Stated goal:
In the records, begin at the line that has "fold-toggle [30,82,44,102]" and stop after the line that has "line-number: 23 [4,470,22,490]". Give those lines again with "fold-toggle" changed to "fold-button", leaving all else as it stands.
** START OF Dataset rows **
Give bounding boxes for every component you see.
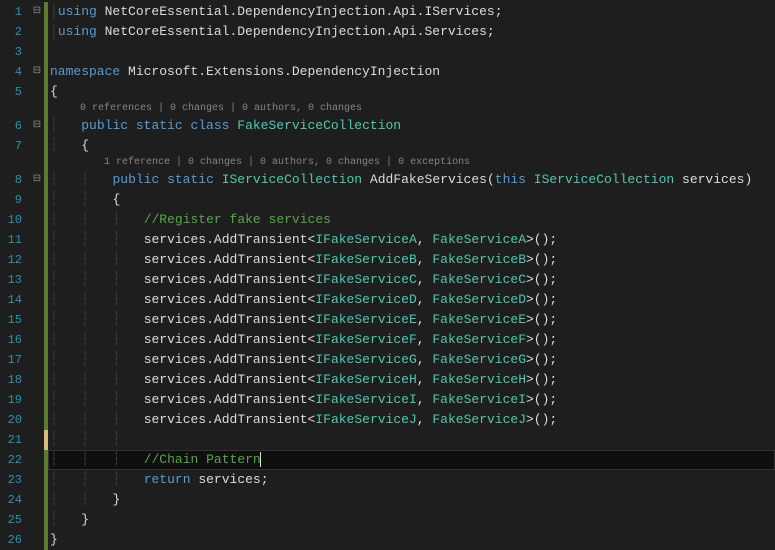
fold-toggle [30,82,44,102]
code-line[interactable]: ┆ ┆ ┆ services.AddTransient<IFakeService… [48,410,775,430]
line-number: 13 [4,270,22,290]
code-line[interactable]: ┆ ┆ } [48,490,775,510]
fold-toggle [30,42,44,62]
fold-toggle [30,390,44,410]
line-number: 14 [4,290,22,310]
code-line[interactable]: │using NetCoreEssential.DependencyInject… [48,2,775,22]
line-number: 17 [4,350,22,370]
line-number: 1 [4,2,22,22]
code-line[interactable]: ┆ ┆ ┆ services.AddTransient<IFakeService… [48,350,775,370]
fold-toggle [30,350,44,370]
fold-toggle [30,270,44,290]
fold-toggle [30,530,44,550]
fold-column[interactable]: ⊟ ⊟ ⊟ ⊟ [30,0,44,521]
codelens[interactable]: 0 references | 0 changes | 0 authors, 0 … [48,102,775,116]
line-number: 23 [4,470,22,490]
code-line[interactable]: namespace Microsoft.Extensions.Dependenc… [48,62,775,82]
code-line-current[interactable]: ┆ ┆ ┆ //Chain Pattern [48,450,775,470]
code-editor[interactable]: 1234567891011121314151617181920212223242… [0,0,775,521]
fold-toggle [30,310,44,330]
code-line[interactable]: ┆ { [48,136,775,156]
text-caret [260,452,261,467]
line-number: 3 [4,42,22,62]
line-number [4,156,22,170]
fold-toggle [30,330,44,350]
fold-toggle [30,22,44,42]
code-line[interactable] [48,42,775,62]
codelens[interactable]: 1 reference | 0 changes | 0 authors, 0 c… [48,156,775,170]
code-line[interactable]: } [48,530,775,550]
code-line[interactable]: { [48,82,775,102]
code-line[interactable]: ┆ public static class FakeServiceCollect… [48,116,775,136]
line-number: 2 [4,22,22,42]
line-number: 25 [4,510,22,530]
code-line[interactable]: ┆ ┆ ┆ return services; [48,470,775,490]
fold-toggle [30,430,44,450]
fold-toggle[interactable]: ⊟ [30,116,44,136]
line-number: 19 [4,390,22,410]
fold-toggle [30,250,44,270]
line-number-gutter: 1234567891011121314151617181920212223242… [0,0,30,521]
line-number: 15 [4,310,22,330]
code-line[interactable]: ┆ ┆ ┆ services.AddTransient<IFakeService… [48,230,775,250]
code-line[interactable]: ┆ ┆ { [48,190,775,210]
code-line[interactable]: ┆ ┆ ┆ //Register fake services [48,210,775,230]
fold-toggle [30,136,44,156]
fold-toggle [30,230,44,250]
fold-toggle [30,490,44,510]
fold-toggle[interactable]: ⊟ [30,62,44,82]
line-number: 7 [4,136,22,156]
line-number: 11 [4,230,22,250]
line-number: 10 [4,210,22,230]
line-number: 24 [4,490,22,510]
fold-toggle [30,470,44,490]
line-number: 9 [4,190,22,210]
fold-toggle [30,210,44,230]
code-line[interactable]: ┆ ┆ ┆ services.AddTransient<IFakeService… [48,250,775,270]
code-area[interactable]: │using NetCoreEssential.DependencyInject… [48,0,775,521]
code-line[interactable]: ┆ } [48,510,775,530]
code-line[interactable]: │using NetCoreEssential.DependencyInject… [48,22,775,42]
line-number [4,102,22,116]
fold-toggle [30,190,44,210]
code-line[interactable]: ┆ ┆ ┆ services.AddTransient<IFakeService… [48,330,775,350]
fold-toggle [30,510,44,530]
line-number: 16 [4,330,22,350]
line-number: 5 [4,82,22,102]
fold-toggle [30,410,44,430]
fold-toggle [30,450,44,470]
line-number: 26 [4,530,22,550]
fold-toggle[interactable]: ⊟ [30,170,44,190]
code-line[interactable]: ┆ ┆ ┆ services.AddTransient<IFakeService… [48,390,775,410]
line-number: 22 [4,450,22,470]
line-number: 6 [4,116,22,136]
line-number: 21 [4,430,22,450]
code-line[interactable]: ┆ ┆ ┆ [48,430,775,450]
fold-toggle [30,102,44,116]
fold-toggle[interactable]: ⊟ [30,2,44,22]
line-number: 4 [4,62,22,82]
code-line[interactable]: ┆ ┆ ┆ services.AddTransient<IFakeService… [48,310,775,330]
line-number: 20 [4,410,22,430]
line-number: 18 [4,370,22,390]
code-line[interactable]: ┆ ┆ ┆ services.AddTransient<IFakeService… [48,270,775,290]
code-line[interactable]: ┆ ┆ ┆ services.AddTransient<IFakeService… [48,290,775,310]
fold-toggle [30,156,44,170]
code-line[interactable]: ┆ ┆ public static IServiceCollection Add… [48,170,775,190]
code-line[interactable]: ┆ ┆ ┆ services.AddTransient<IFakeService… [48,370,775,390]
fold-toggle [30,290,44,310]
fold-toggle [30,370,44,390]
line-number: 12 [4,250,22,270]
line-number: 8 [4,170,22,190]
** END OF Dataset rows **
The completed task:
fold-button [30,82,44,102]
code-line[interactable]: ┆ ┆ ┆ services.AddTransient<IFakeService… [48,410,775,430]
line-number: 13 [4,270,22,290]
code-line[interactable]: ┆ ┆ } [48,490,775,510]
fold-button [30,42,44,62]
fold-button [30,390,44,410]
line-number: 14 [4,290,22,310]
code-line[interactable]: │using NetCoreEssential.DependencyInject… [48,2,775,22]
line-number: 17 [4,350,22,370]
line-number: 1 [4,2,22,22]
code-line[interactable]: ┆ ┆ ┆ services.AddTransient<IFakeService… [48,350,775,370]
fold-button [30,350,44,370]
fold-button [30,270,44,290]
fold-button [30,530,44,550]
fold-column[interactable]: ⊟ ⊟ ⊟ ⊟ [30,0,44,521]
codelens[interactable]: 0 references | 0 changes | 0 authors, 0 … [48,102,775,116]
line-number: 23 [4,470,22,490]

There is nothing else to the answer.